■ BRIEF:
Repeat the material verbatim. Images are excluded from the copy.

Saved entries
--
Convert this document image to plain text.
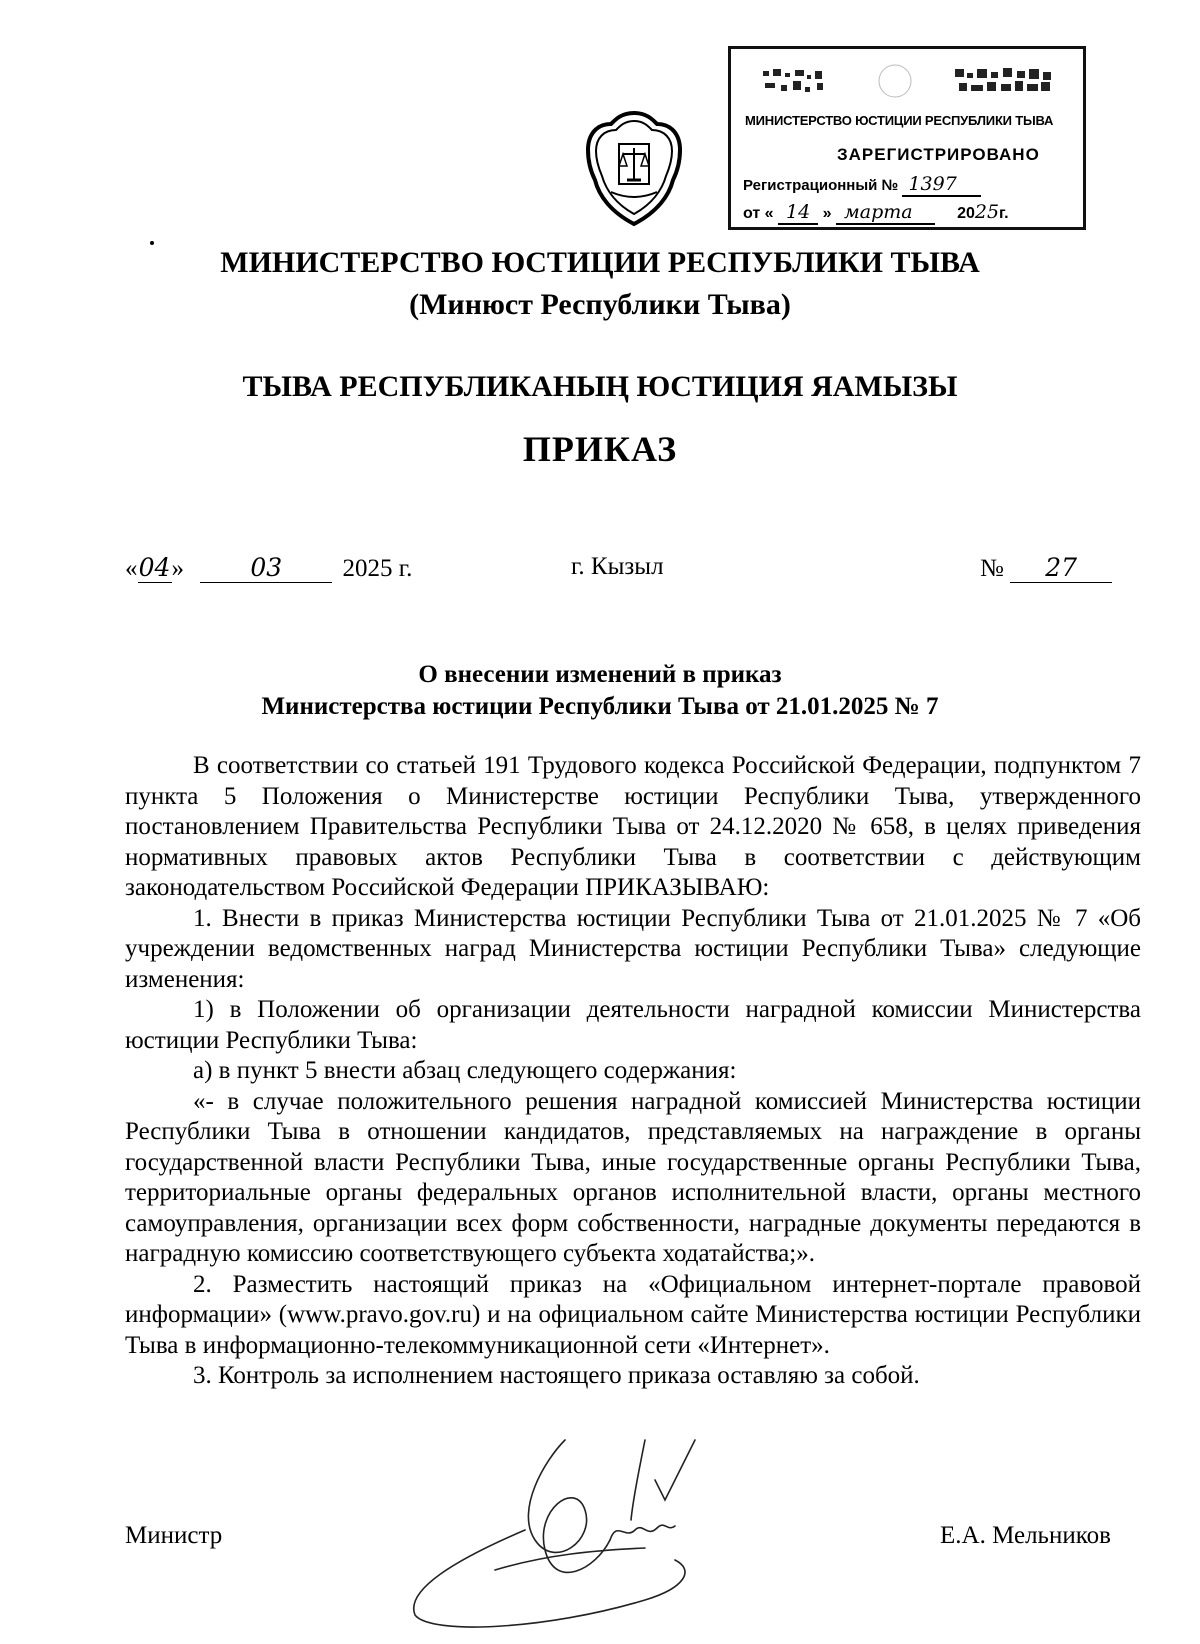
МИНИСТЕРСТВО ЮСТИЦИИ РЕСПУБЛИКИ ТЫВА
ЗАРЕГИСТРИРОВАНО
Регистрационный № 1397
от « 14 » марта	2025г.
МИНИСТЕРСТВО ЮСТИЦИИ РЕСПУБЛИКИ ТЫВА
(Минюст Республики Тыва)
ТЫВА РЕСПУБЛИКАНЫҢ ЮСТИЦИЯ ЯАМЫЗЫ
ПРИКАЗ
«04»	03 2025 г.	г. Кызыл	№ 27
О внесении изменений в приказ
Министерства юстиции Республики Тыва от 21.01.2025 № 7

В соответствии со статьей 191 Трудового кодекса Российской Федерации, подпунктом 7 пункта 5 Положения о Министерстве юстиции Республики Тыва, утвержденного постановлением Правительства Республики Тыва от 24.12.2020 № 658, в целях приведения нормативных правовых актов Республики Тыва в соответствии с действующим законодательством Российской Федерации ПРИКАЗЫВАЮ:

1. Внести в приказ Министерства юстиции Республики Тыва от 21.01.2025 № 7 «Об учреждении ведомственных наград Министерства юстиции Республики Тыва» следующие изменения:

1) в Положении об организации деятельности наградной комиссии Министерства юстиции Республики Тыва:

а) в пункт 5 внести абзац следующего содержания:

«- в случае положительного решения наградной комиссией Министерства юстиции Республики Тыва в отношении кандидатов, представляемых на награждение в органы государственной власти Республики Тыва, иные государственные органы Республики Тыва, территориальные органы федеральных органов исполнительной власти, органы местного самоуправления, организации всех форм собственности, наградные документы передаются в наградную комиссию соответствующего субъекта ходатайства;».

2. Разместить настоящий приказ на «Официальном интернет-портале правовой информации» (www.pravo.gov.ru) и на официальном сайте Министерства юстиции Республики Тыва в информационно-телекоммуникационной сети «Интернет».

3. Контроль за исполнением настоящего приказа оставляю за собой.

Министр	Е.А. Мельников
--
■ EXPECTED OUTPUT:
Convert this document image to plain text.
МИНИСТЕРСТВО ЮСТИЦИИ РЕСПУБЛИКИ ТЫВА
ЗАРЕГИСТРИРОВАНО
Регистрационный № 1397
от « 14 » марта	2025г.
МИНИСТЕРСТВО ЮСТИЦИИ РЕСПУБЛИКИ ТЫВА
(Минюст Республики Тыва)
ТЫВА РЕСПУБЛИКАНЫҢ ЮСТИЦИЯ ЯАМЫЗЫ
ПРИКАЗ
«04»	03 2025 г.	г. Кызыл	№ 27
О внесении изменений в приказ
Министерства юстиции Республики Тыва от 21.01.2025 № 7

В соответствии со статьей 191 Трудового кодекса Российской Федерации, подпунктом 7 пункта 5 Положения о Министерстве юстиции Республики Тыва, утвержденного постановлением Правительства Республики Тыва от 24.12.2020 № 658, в целях приведения нормативных правовых актов Республики Тыва в соответствии с действующим законодательством Российской Федерации ПРИКАЗЫВАЮ:

1. Внести в приказ Министерства юстиции Республики Тыва от 21.01.2025 № 7 «Об учреждении ведомственных наград Министерства юстиции Республики Тыва» следующие изменения:

1) в Положении об организации деятельности наградной комиссии Министерства юстиции Республики Тыва:

а) в пункт 5 внести абзац следующего содержания:

«- в случае положительного решения наградной комиссией Министерства юстиции Республики Тыва в отношении кандидатов, представляемых на награждение в органы государственной власти Республики Тыва, иные государственные органы Республики Тыва, территориальные органы федеральных органов исполнительной власти, органы местного самоуправления, организации всех форм собственности, наградные документы передаются в наградную комиссию соответствующего субъекта ходатайства;».

2. Разместить настоящий приказ на «Официальном интернет-портале правовой информации» (www.pravo.gov.ru) и на официальном сайте Министерства юстиции Республики Тыва в информационно-телекоммуникационной сети «Интернет».

3. Контроль за исполнением настоящего приказа оставляю за собой.

Министр	Е.А. Мельников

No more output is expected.